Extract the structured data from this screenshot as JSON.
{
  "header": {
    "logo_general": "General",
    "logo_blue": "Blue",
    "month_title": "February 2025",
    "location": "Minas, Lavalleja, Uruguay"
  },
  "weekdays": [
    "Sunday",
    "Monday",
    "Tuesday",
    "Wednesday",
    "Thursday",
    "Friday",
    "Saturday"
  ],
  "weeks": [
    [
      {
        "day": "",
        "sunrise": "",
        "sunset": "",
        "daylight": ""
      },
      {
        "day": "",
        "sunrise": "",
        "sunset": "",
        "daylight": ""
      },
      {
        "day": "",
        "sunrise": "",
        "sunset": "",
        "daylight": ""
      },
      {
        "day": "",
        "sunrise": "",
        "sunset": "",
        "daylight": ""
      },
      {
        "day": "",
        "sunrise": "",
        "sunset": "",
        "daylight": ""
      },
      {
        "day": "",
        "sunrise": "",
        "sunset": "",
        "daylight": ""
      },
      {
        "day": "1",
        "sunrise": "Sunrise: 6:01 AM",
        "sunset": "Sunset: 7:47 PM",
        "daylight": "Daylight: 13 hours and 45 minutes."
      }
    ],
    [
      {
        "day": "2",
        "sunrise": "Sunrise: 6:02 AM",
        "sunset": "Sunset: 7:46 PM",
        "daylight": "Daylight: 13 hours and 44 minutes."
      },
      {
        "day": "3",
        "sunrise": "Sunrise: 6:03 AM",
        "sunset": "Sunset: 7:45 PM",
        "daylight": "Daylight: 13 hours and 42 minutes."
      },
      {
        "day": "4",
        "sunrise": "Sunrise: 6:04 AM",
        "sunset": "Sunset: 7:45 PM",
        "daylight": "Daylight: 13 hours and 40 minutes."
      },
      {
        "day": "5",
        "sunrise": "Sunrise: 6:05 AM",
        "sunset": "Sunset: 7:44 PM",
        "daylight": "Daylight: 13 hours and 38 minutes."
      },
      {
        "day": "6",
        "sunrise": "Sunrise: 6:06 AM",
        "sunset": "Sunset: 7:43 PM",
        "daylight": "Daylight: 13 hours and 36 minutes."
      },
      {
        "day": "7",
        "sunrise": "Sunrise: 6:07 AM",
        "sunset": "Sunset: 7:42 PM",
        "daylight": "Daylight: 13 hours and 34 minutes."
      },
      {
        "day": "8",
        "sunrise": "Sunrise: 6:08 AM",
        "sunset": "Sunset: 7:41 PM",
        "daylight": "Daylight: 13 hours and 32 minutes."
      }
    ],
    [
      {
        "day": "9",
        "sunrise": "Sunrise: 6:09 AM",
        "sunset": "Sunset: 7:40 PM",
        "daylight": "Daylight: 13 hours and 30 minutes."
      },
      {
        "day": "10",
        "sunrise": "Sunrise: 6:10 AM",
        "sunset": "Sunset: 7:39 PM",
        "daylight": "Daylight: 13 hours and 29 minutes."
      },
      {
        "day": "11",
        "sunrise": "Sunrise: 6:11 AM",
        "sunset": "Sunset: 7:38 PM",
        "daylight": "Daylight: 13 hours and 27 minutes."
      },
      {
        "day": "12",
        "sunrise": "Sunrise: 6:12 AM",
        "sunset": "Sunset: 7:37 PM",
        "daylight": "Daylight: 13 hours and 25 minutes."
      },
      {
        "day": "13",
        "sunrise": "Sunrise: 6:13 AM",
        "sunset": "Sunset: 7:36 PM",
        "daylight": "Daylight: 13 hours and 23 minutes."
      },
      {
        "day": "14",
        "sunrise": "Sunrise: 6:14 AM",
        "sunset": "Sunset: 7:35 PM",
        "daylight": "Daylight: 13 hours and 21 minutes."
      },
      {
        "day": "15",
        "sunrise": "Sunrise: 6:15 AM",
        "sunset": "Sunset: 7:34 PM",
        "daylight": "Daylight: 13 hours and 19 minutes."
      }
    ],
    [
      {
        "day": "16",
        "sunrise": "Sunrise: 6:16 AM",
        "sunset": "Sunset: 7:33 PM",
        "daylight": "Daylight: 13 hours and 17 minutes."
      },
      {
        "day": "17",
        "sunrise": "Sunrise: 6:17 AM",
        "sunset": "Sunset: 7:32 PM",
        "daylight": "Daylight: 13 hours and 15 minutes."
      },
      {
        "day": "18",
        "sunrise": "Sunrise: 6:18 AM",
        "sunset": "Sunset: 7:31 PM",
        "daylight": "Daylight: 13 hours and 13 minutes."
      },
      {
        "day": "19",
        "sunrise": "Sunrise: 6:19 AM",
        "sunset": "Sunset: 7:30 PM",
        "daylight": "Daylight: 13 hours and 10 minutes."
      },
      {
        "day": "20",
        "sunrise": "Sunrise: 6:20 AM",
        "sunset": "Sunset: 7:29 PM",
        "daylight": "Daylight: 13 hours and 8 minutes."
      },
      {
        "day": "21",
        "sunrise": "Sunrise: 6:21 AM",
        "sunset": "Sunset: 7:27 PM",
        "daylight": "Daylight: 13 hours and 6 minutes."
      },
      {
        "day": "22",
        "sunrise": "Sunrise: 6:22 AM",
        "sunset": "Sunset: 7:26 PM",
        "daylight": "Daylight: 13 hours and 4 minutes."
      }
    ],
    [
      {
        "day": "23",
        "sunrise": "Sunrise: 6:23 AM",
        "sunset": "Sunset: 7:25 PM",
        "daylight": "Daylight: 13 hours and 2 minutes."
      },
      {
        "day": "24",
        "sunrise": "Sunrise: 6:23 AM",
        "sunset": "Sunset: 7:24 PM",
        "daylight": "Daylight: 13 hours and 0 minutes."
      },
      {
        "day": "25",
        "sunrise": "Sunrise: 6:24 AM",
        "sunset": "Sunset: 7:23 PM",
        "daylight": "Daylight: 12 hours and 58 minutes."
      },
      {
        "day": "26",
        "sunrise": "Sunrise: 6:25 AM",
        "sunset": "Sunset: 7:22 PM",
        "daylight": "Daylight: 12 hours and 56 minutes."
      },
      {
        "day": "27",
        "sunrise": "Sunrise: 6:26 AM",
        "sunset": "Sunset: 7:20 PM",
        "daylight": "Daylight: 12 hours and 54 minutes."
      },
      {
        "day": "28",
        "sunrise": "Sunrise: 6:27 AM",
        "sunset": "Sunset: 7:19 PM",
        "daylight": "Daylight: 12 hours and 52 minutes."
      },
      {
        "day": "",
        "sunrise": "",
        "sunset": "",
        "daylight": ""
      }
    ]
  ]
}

•••••

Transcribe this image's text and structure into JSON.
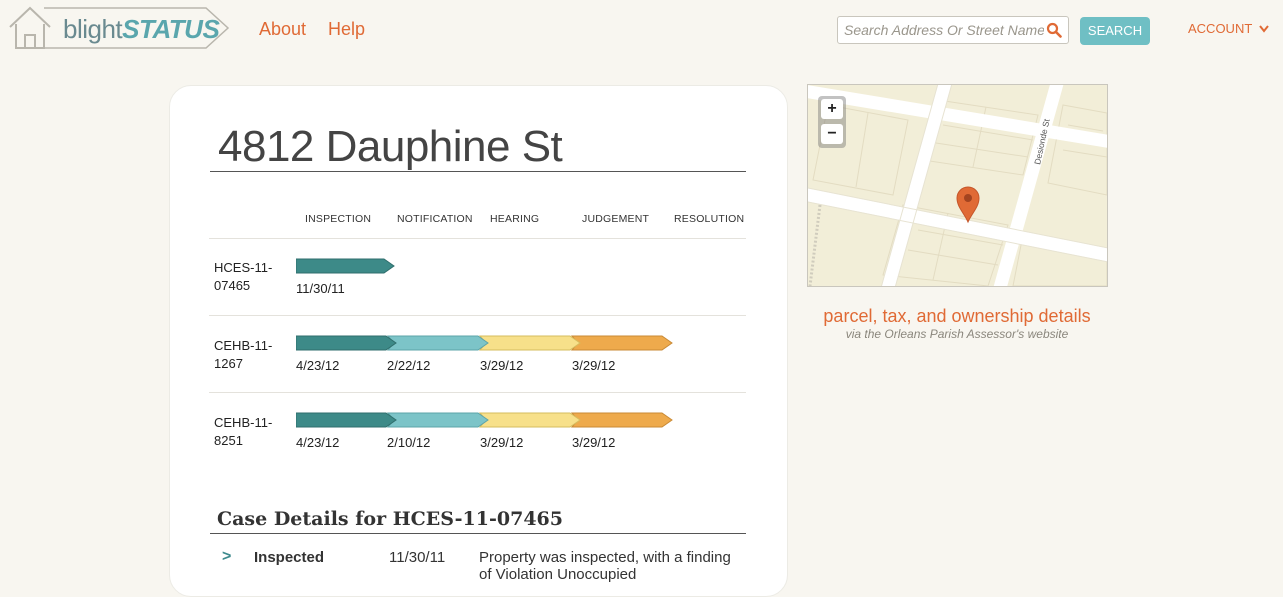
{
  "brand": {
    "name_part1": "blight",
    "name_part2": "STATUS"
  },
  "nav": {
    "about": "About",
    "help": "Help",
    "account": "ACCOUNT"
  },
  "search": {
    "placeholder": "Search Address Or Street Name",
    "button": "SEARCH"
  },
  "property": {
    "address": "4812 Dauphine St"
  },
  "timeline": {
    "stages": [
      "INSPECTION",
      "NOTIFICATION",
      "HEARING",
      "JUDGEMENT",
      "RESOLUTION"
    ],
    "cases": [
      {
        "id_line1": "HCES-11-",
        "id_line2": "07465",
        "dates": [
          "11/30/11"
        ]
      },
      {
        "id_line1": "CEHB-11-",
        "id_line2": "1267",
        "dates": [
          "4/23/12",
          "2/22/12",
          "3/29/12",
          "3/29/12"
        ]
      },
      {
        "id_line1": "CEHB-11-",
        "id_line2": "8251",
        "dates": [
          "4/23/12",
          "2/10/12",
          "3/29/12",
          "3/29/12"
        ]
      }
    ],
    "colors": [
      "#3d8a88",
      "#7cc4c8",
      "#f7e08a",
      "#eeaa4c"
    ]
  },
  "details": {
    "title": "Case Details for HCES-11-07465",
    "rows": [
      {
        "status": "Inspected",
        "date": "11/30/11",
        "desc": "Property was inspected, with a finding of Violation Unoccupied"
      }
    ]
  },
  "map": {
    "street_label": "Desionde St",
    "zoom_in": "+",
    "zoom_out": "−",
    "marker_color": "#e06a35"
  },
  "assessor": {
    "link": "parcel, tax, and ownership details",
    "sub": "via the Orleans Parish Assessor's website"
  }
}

•••••

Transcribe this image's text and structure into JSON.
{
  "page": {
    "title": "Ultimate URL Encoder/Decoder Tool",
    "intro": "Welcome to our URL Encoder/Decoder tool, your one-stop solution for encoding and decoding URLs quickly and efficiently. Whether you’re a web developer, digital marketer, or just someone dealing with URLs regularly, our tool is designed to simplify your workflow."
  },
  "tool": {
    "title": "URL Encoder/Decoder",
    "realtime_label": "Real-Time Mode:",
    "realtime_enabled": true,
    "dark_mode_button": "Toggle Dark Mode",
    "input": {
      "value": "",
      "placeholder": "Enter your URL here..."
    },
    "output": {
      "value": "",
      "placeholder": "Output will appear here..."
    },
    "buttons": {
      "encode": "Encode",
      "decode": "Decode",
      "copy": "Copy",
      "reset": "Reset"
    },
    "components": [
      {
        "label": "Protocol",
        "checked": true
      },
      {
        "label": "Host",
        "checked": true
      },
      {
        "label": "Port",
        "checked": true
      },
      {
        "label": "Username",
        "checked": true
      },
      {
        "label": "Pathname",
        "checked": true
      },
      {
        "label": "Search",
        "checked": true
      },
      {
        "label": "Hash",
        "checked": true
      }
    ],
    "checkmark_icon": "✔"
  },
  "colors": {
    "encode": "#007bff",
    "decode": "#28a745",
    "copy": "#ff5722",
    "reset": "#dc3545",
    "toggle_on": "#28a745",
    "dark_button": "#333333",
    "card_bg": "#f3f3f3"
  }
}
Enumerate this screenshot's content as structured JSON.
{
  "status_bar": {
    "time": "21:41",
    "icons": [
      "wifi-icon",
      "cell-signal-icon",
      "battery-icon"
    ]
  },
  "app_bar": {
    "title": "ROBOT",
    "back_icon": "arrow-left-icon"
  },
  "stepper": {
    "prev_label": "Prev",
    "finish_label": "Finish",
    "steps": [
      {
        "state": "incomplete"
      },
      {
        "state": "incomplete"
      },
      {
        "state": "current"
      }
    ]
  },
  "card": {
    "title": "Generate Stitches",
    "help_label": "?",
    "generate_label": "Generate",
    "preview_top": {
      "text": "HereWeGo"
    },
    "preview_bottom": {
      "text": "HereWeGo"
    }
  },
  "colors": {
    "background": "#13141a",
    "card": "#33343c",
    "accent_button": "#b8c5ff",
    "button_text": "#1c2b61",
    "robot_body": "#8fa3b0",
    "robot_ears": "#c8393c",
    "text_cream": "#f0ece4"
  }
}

•••••

### YOUR GOAL
Reply with only the number of lines in the material above where the string "this" appears.

### TASK SOLUTION
4